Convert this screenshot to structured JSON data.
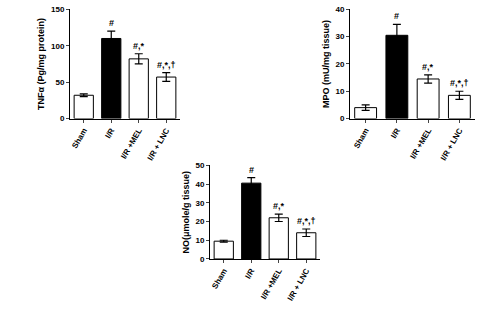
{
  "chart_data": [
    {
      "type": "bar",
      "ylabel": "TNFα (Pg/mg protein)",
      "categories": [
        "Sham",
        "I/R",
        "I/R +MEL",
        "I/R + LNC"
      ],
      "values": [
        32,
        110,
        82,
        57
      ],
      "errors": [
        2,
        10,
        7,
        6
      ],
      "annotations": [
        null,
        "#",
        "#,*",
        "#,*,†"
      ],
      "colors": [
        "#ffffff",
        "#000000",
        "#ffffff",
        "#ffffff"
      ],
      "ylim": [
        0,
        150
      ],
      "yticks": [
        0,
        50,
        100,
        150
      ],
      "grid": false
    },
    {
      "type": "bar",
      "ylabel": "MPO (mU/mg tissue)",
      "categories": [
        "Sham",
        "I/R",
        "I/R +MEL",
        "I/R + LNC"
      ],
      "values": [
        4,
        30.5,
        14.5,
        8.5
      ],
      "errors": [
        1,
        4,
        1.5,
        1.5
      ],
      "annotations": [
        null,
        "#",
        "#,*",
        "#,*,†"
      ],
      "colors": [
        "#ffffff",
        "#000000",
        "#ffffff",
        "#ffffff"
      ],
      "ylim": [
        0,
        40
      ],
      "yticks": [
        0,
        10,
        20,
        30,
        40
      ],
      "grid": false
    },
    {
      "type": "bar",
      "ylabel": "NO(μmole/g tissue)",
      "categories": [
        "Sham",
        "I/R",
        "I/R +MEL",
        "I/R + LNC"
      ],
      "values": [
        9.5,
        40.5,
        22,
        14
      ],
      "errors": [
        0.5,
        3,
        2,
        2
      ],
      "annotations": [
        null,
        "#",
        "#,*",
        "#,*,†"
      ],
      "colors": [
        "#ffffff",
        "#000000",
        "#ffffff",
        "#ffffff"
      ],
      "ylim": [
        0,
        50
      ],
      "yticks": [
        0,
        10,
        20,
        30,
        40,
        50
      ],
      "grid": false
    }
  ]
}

····················

**What you need to do**: Your answer should be a precise transcript of the entries, minus the pictures.

**Written reply**:
Convert this screenshot to structured JSON data.
{
  "chart_data": [
    {
      "type": "bar",
      "ylabel": "TNFα (Pg/mg protein)",
      "categories": [
        "Sham",
        "I/R",
        "I/R +MEL",
        "I/R + LNC"
      ],
      "values": [
        32,
        110,
        82,
        57
      ],
      "errors": [
        2,
        10,
        7,
        6
      ],
      "annotations": [
        null,
        "#",
        "#,*",
        "#,*,†"
      ],
      "colors": [
        "#ffffff",
        "#000000",
        "#ffffff",
        "#ffffff"
      ],
      "ylim": [
        0,
        150
      ],
      "yticks": [
        0,
        50,
        100,
        150
      ],
      "grid": false
    },
    {
      "type": "bar",
      "ylabel": "MPO (mU/mg tissue)",
      "categories": [
        "Sham",
        "I/R",
        "I/R +MEL",
        "I/R + LNC"
      ],
      "values": [
        4,
        30.5,
        14.5,
        8.5
      ],
      "errors": [
        1,
        4,
        1.5,
        1.5
      ],
      "annotations": [
        null,
        "#",
        "#,*",
        "#,*,†"
      ],
      "colors": [
        "#ffffff",
        "#000000",
        "#ffffff",
        "#ffffff"
      ],
      "ylim": [
        0,
        40
      ],
      "yticks": [
        0,
        10,
        20,
        30,
        40
      ],
      "grid": false
    },
    {
      "type": "bar",
      "ylabel": "NO(μmole/g tissue)",
      "categories": [
        "Sham",
        "I/R",
        "I/R +MEL",
        "I/R + LNC"
      ],
      "values": [
        9.5,
        40.5,
        22,
        14
      ],
      "errors": [
        0.5,
        3,
        2,
        2
      ],
      "annotations": [
        null,
        "#",
        "#,*",
        "#,*,†"
      ],
      "colors": [
        "#ffffff",
        "#000000",
        "#ffffff",
        "#ffffff"
      ],
      "ylim": [
        0,
        50
      ],
      "yticks": [
        0,
        10,
        20,
        30,
        40,
        50
      ],
      "grid": false
    }
  ]
}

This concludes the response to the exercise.